Collection entries
— Begin —

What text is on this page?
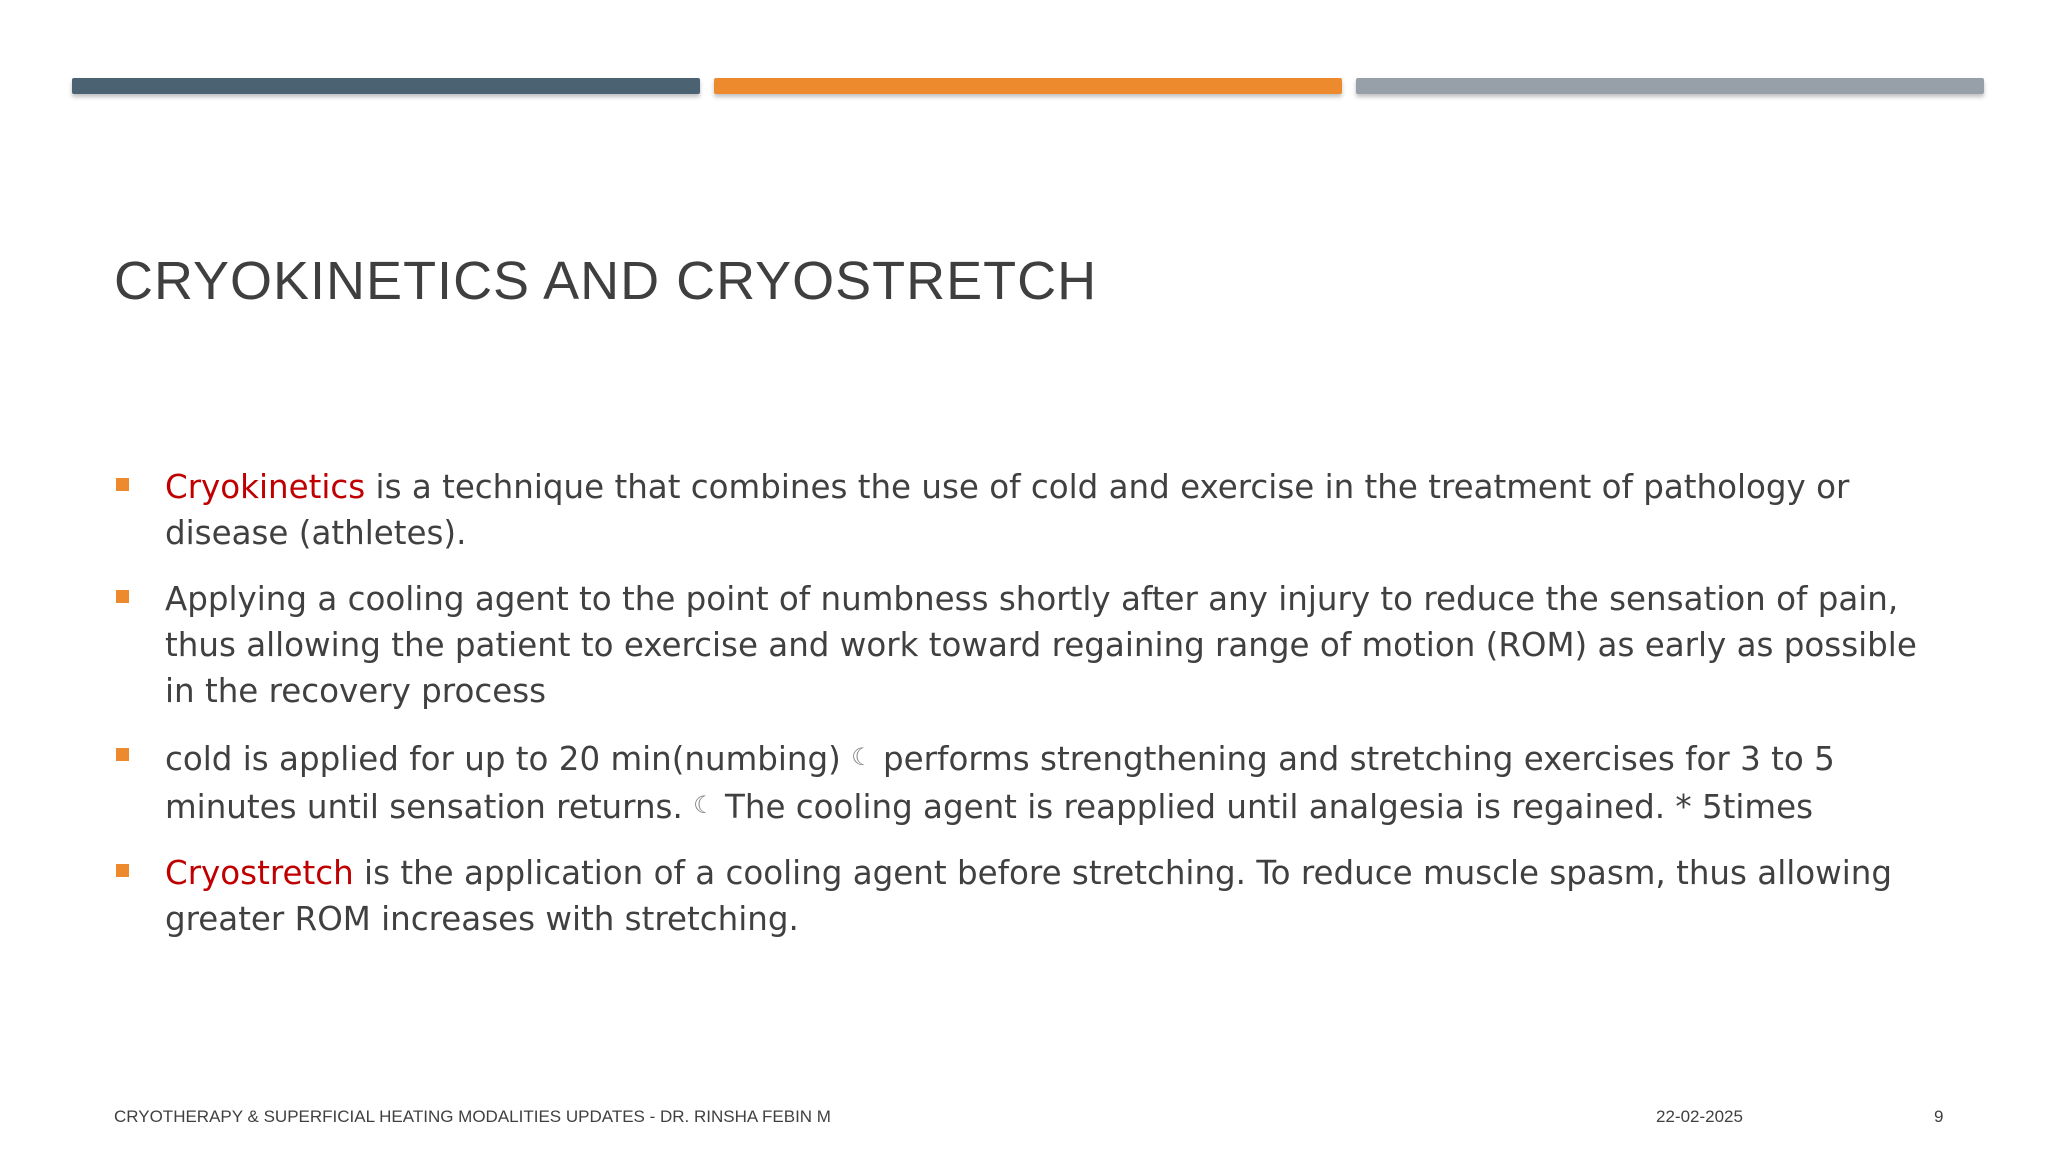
CRYOKINETICS AND CRYOSTRETCH
Cryokinetics is a technique that combines the use of cold and exercise in the treatment of pathology or disease (athletes).
Applying a cooling agent to the point of numbness shortly after any injury to reduce the sensation of pain, thus allowing the patient to exercise and work toward regaining range of motion (ROM) as early as possible in the recovery process
cold is applied for up to 20 min(numbing) ☾ performs strengthening and stretching exercises for 3 to 5 minutes until sensation returns. ☾ The cooling agent is reapplied until analgesia is regained. * 5times
Cryostretch is the application of a cooling agent before stretching. To reduce muscle spasm, thus allowing greater ROM increases with stretching.
CRYOTHERAPY & SUPERFICIAL HEATING MODALITIES UPDATES - DR. RINSHA FEBIN M	22-02-2025	9
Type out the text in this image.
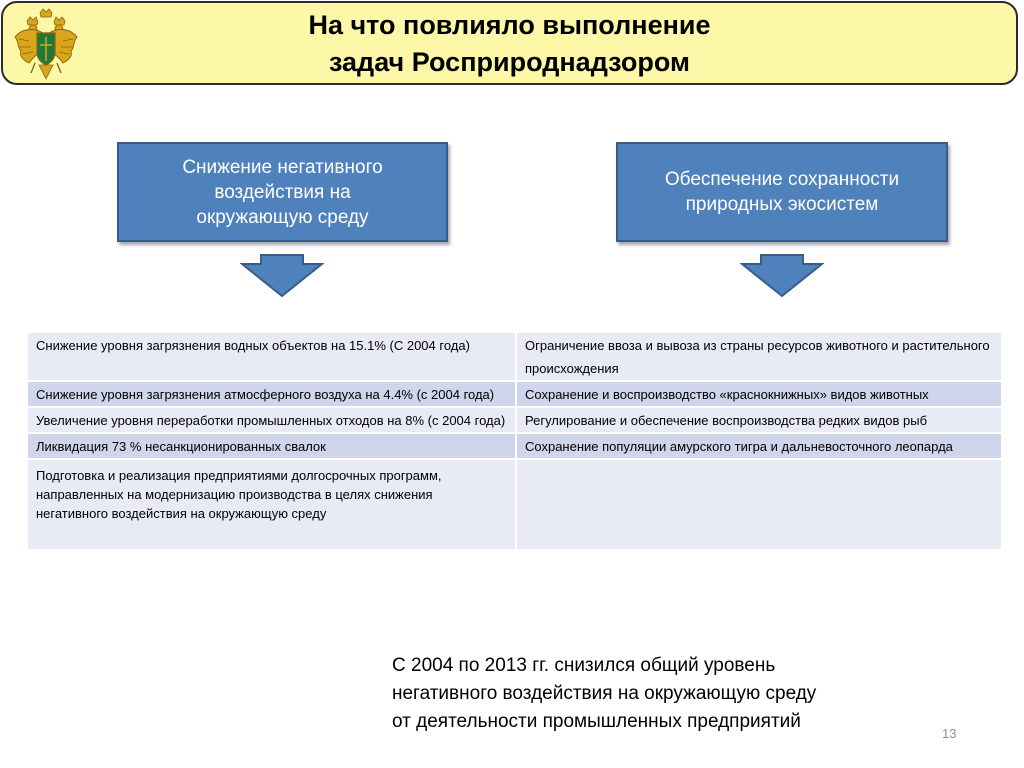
На что повлияло выполнение
задач Росприроднадзором
Снижение негативного
воздействия на
окружающую среду
Обеспечение сохранности
природных экосистем
Снижение уровня загрязнения водных объектов на 15.1% (С 2004 года)	Ограничение ввоза и вывоза из страны ресурсов животного и растительного происхождения
Снижение уровня загрязнения атмосферного воздуха на 4.4% (с 2004 года)	Сохранение и воспроизводство «краснокнижных» видов животных
Увеличение уровня переработки промышленных отходов на 8% (с 2004 года)	Регулирование и обеспечение воспроизводства редких видов рыб
Ликвидация 73 % несанкционированных свалок	Сохранение популяции амурского тигра и дальневосточного леопарда
Подготовка и реализация предприятиями долгосрочных программ, направленных на модернизацию производства в целях снижения негативного воздействия на окружающую среду	
С 2004 по 2013 гг. снизился общий уровень
негативного воздействия на окружающую среду
от деятельности промышленных предприятий
13
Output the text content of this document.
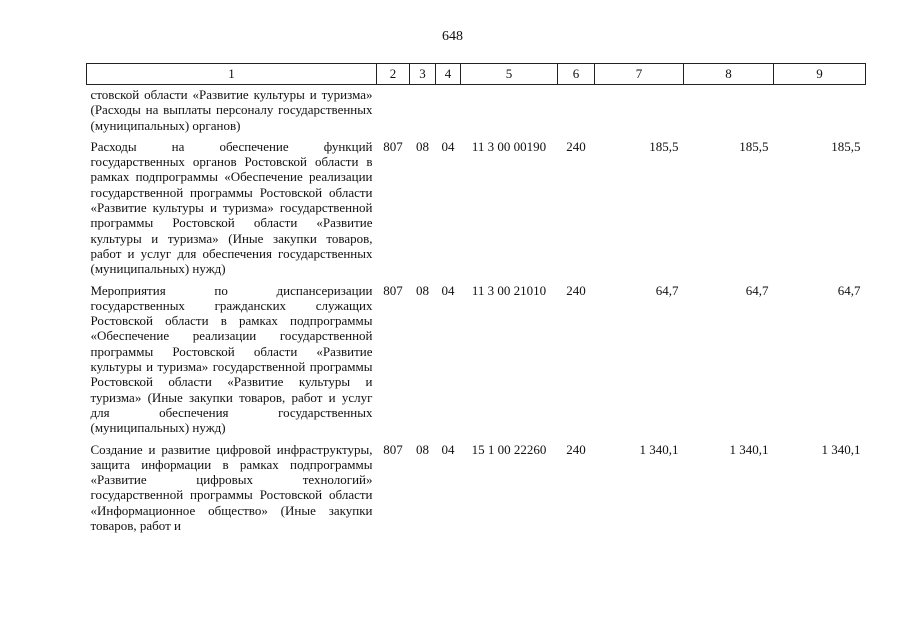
648
1	2	3	4	5	6	7	8	9
стовской области «Развитие культуры и туризма» (Расходы на выплаты персоналу государственных (муниципальных) органов)								
Расходы на обеспечение функций государственных органов Ростовской области в рамках подпрограммы «Обеспечение реализации государственной программы Ростовской области «Развитие культуры и туризма» государственной программы Ростовской области «Развитие культуры и туризма» (Иные закупки товаров, работ и услуг для обеспечения государственных (муниципальных) нужд)	807	08	04	11 3 00 00190	240	185,5	185,5	185,5
Мероприятия по диспансеризации государственных гражданских служащих Ростовской области в рамках подпрограммы «Обеспечение реализации государственной программы Ростовской области «Развитие культуры и туризма» государственной программы Ростовской области «Развитие культуры и туризма» (Иные закупки товаров, работ и услуг для обеспечения государственных (муниципальных) нужд)	807	08	04	11 3 00 21010	240	64,7	64,7	64,7
Создание и развитие цифровой инфраструктуры, защита информации в рамках подпрограммы «Развитие цифровых технологий» государственной программы Ростовской области «Информационное общество» (Иные закупки товаров, работ и	807	08	04	15 1 00 22260	240	1 340,1	1 340,1	1 340,1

— End —

Check each line above for the word "услуг", and copy the lines where it appears.

## [Exercise answer]
Расходы на обеспечение функций государственных органов Ростовской области в рамках подпрограммы «Обеспечение реализации государственной программы Ростовской области «Развитие культуры и туризма» государственной программы Ростовской области «Развитие культуры и туризма» (Иные закупки товаров, работ и услуг для обеспечения государственных (муниципальных) нужд)	807	08	04	11 3 00 00190	240	185,5	185,5	185,5
Мероприятия по диспансеризации государственных гражданских служащих Ростовской области в рамках подпрограммы «Обеспечение реализации государственной программы Ростовской области «Развитие культуры и туризма» государственной программы Ростовской области «Развитие культуры и туризма» (Иные закупки товаров, работ и услуг для обеспечения государственных (муниципальных) нужд)	807	08	04	11 3 00 21010	240	64,7	64,7	64,7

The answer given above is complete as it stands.